--- Start Records shown ---

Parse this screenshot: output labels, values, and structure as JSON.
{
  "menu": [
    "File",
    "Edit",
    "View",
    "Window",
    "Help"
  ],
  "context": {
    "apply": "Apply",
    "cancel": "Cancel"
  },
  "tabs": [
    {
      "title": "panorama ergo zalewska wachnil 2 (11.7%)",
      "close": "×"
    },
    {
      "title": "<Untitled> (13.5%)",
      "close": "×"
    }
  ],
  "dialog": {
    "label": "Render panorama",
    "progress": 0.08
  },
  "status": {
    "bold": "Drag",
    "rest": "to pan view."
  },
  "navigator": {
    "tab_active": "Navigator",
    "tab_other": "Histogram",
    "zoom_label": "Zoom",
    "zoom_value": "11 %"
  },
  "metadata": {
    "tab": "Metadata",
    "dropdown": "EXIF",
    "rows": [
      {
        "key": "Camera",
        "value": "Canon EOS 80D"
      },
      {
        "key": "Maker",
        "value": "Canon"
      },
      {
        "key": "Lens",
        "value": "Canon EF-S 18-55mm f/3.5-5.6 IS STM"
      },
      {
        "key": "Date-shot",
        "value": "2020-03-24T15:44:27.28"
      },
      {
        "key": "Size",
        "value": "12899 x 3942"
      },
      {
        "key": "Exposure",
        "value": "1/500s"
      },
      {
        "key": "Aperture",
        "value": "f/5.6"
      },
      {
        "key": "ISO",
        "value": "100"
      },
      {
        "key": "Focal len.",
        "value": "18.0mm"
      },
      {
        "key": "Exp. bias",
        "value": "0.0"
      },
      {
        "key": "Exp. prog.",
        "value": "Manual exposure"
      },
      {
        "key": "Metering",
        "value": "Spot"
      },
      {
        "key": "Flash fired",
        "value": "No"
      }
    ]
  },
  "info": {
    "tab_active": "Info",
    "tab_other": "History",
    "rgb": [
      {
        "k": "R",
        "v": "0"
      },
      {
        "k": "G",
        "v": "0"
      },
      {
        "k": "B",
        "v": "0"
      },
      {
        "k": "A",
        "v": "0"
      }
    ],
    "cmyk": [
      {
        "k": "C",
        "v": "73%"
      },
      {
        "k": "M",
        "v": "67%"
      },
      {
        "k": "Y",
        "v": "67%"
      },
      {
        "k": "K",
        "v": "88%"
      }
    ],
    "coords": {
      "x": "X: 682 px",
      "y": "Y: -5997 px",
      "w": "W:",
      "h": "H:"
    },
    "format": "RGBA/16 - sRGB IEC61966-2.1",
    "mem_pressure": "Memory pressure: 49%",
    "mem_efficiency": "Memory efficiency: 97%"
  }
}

--- End Records shown ---

Every record above must be duplicated exactly.

Result of this task:
Parse this screenshot: output labels, values, and structure as JSON.
{
  "menu": [
    "File",
    "Edit",
    "View",
    "Window",
    "Help"
  ],
  "context": {
    "apply": "Apply",
    "cancel": "Cancel"
  },
  "tabs": [
    {
      "title": "panorama ergo zalewska wachnil 2 (11.7%)",
      "close": "×"
    },
    {
      "title": "<Untitled> (13.5%)",
      "close": "×"
    }
  ],
  "dialog": {
    "label": "Render panorama",
    "progress": 0.08
  },
  "status": {
    "bold": "Drag",
    "rest": "to pan view."
  },
  "navigator": {
    "tab_active": "Navigator",
    "tab_other": "Histogram",
    "zoom_label": "Zoom",
    "zoom_value": "11 %"
  },
  "metadata": {
    "tab": "Metadata",
    "dropdown": "EXIF",
    "rows": [
      {
        "key": "Camera",
        "value": "Canon EOS 80D"
      },
      {
        "key": "Maker",
        "value": "Canon"
      },
      {
        "key": "Lens",
        "value": "Canon EF-S 18-55mm f/3.5-5.6 IS STM"
      },
      {
        "key": "Date-shot",
        "value": "2020-03-24T15:44:27.28"
      },
      {
        "key": "Size",
        "value": "12899 x 3942"
      },
      {
        "key": "Exposure",
        "value": "1/500s"
      },
      {
        "key": "Aperture",
        "value": "f/5.6"
      },
      {
        "key": "ISO",
        "value": "100"
      },
      {
        "key": "Focal len.",
        "value": "18.0mm"
      },
      {
        "key": "Exp. bias",
        "value": "0.0"
      },
      {
        "key": "Exp. prog.",
        "value": "Manual exposure"
      },
      {
        "key": "Metering",
        "value": "Spot"
      },
      {
        "key": "Flash fired",
        "value": "No"
      }
    ]
  },
  "info": {
    "tab_active": "Info",
    "tab_other": "History",
    "rgb": [
      {
        "k": "R",
        "v": "0"
      },
      {
        "k": "G",
        "v": "0"
      },
      {
        "k": "B",
        "v": "0"
      },
      {
        "k": "A",
        "v": "0"
      }
    ],
    "cmyk": [
      {
        "k": "C",
        "v": "73%"
      },
      {
        "k": "M",
        "v": "67%"
      },
      {
        "k": "Y",
        "v": "67%"
      },
      {
        "k": "K",
        "v": "88%"
      }
    ],
    "coords": {
      "x": "X: 682 px",
      "y": "Y: -5997 px",
      "w": "W:",
      "h": "H:"
    },
    "format": "RGBA/16 - sRGB IEC61966-2.1",
    "mem_pressure": "Memory pressure: 49%",
    "mem_efficiency": "Memory efficiency: 97%"
  }
}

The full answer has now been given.